§ **SHORT PROBLEM**:
Output the material below unchanged, apart from leaving out the pictures.

··········

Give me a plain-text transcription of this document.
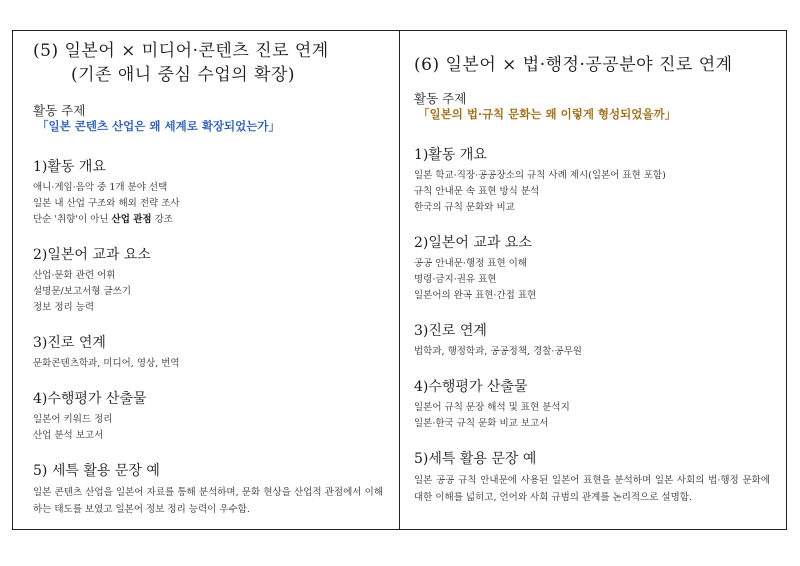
(5) 일본어 × 미디어·콘텐츠 진로 연계
(기존 애니 중심 수업의 확장)
활동 주제
「일본 콘텐츠 산업은 왜 세계로 확장되었는가」
1)활동 개요
애니·게임·음악 중 1개 분야 선택
일본 내 산업 구조와 해외 전략 조사
단순 '취향'이 아닌 산업 관점 강조
2)일본어 교과 요소
산업·문화 관련 어휘
설명문/보고서형 글쓰기
정보 정리 능력
3)진로 연계
문화콘텐츠학과, 미디어, 영상, 번역
4)수행평가 산출물
일본어 키워드 정리
산업 분석 보고서
5) 세특 활용 문장 예
일본 콘텐츠 산업을 일본어 자료를 통해 분석하며, 문화 현상을 산업적 관점에서 이해하는 태도를 보였고 일본어 정보 정리 능력이 우수함.
(6) 일본어 × 법·행정·공공분야 진로 연계
활동 주제
「일본의 법·규칙 문화는 왜 이렇게 형성되었을까」
1)활동 개요
일본 학교·직장·공공장소의 규칙 사례 제시(일본어 표현 포함)
규칙 안내문 속 표현 방식 분석
한국의 규칙 문화와 비교
2)일본어 교과 요소
공공 안내문·행정 표현 이해
명령·금지·권유 표현
일본어의 완곡 표현·간접 표현
3)진로 연계
법학과, 행정학과, 공공정책, 경찰·공무원
4)수행평가 산출물
일본어 규칙 문장 해석 및 표현 분석지
일본·한국 규칙 문화 비교 보고서
5)세특 활용 문장 예
일본 공공 규칙 안내문에 사용된 일본어 표현을 분석하며 일본 사회의 법·행정 문화에 대한 이해를 넓히고, 언어와 사회 규범의 관계를 논리적으로 설명함.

··········

§ **WRITTEN ANSWER**:
Give me a plain-text transcription of this document.
(5) 일본어 × 미디어·콘텐츠 진로 연계
(기존 애니 중심 수업의 확장)
활동 주제
「일본 콘텐츠 산업은 왜 세계로 확장되었는가」
1)활동 개요
애니·게임·음악 중 1개 분야 선택
일본 내 산업 구조와 해외 전략 조사
단순 '취향'이 아닌 산업 관점 강조
2)일본어 교과 요소
산업·문화 관련 어휘
설명문/보고서형 글쓰기
정보 정리 능력
3)진로 연계
문화콘텐츠학과, 미디어, 영상, 번역
4)수행평가 산출물
일본어 키워드 정리
산업 분석 보고서
5) 세특 활용 문장 예
일본 콘텐츠 산업을 일본어 자료를 통해 분석하며, 문화 현상을 산업적 관점에서 이해하는 태도를 보였고 일본어 정보 정리 능력이 우수함.
(6) 일본어 × 법·행정·공공분야 진로 연계
활동 주제
「일본의 법·규칙 문화는 왜 이렇게 형성되었을까」
1)활동 개요
일본 학교·직장·공공장소의 규칙 사례 제시(일본어 표현 포함)
규칙 안내문 속 표현 방식 분석
한국의 규칙 문화와 비교
2)일본어 교과 요소
공공 안내문·행정 표현 이해
명령·금지·권유 표현
일본어의 완곡 표현·간접 표현
3)진로 연계
법학과, 행정학과, 공공정책, 경찰·공무원
4)수행평가 산출물
일본어 규칙 문장 해석 및 표현 분석지
일본·한국 규칙 문화 비교 보고서
5)세특 활용 문장 예
일본 공공 규칙 안내문에 사용된 일본어 표현을 분석하며 일본 사회의 법·행정 문화에 대한 이해를 넓히고, 언어와 사회 규범의 관계를 논리적으로 설명함.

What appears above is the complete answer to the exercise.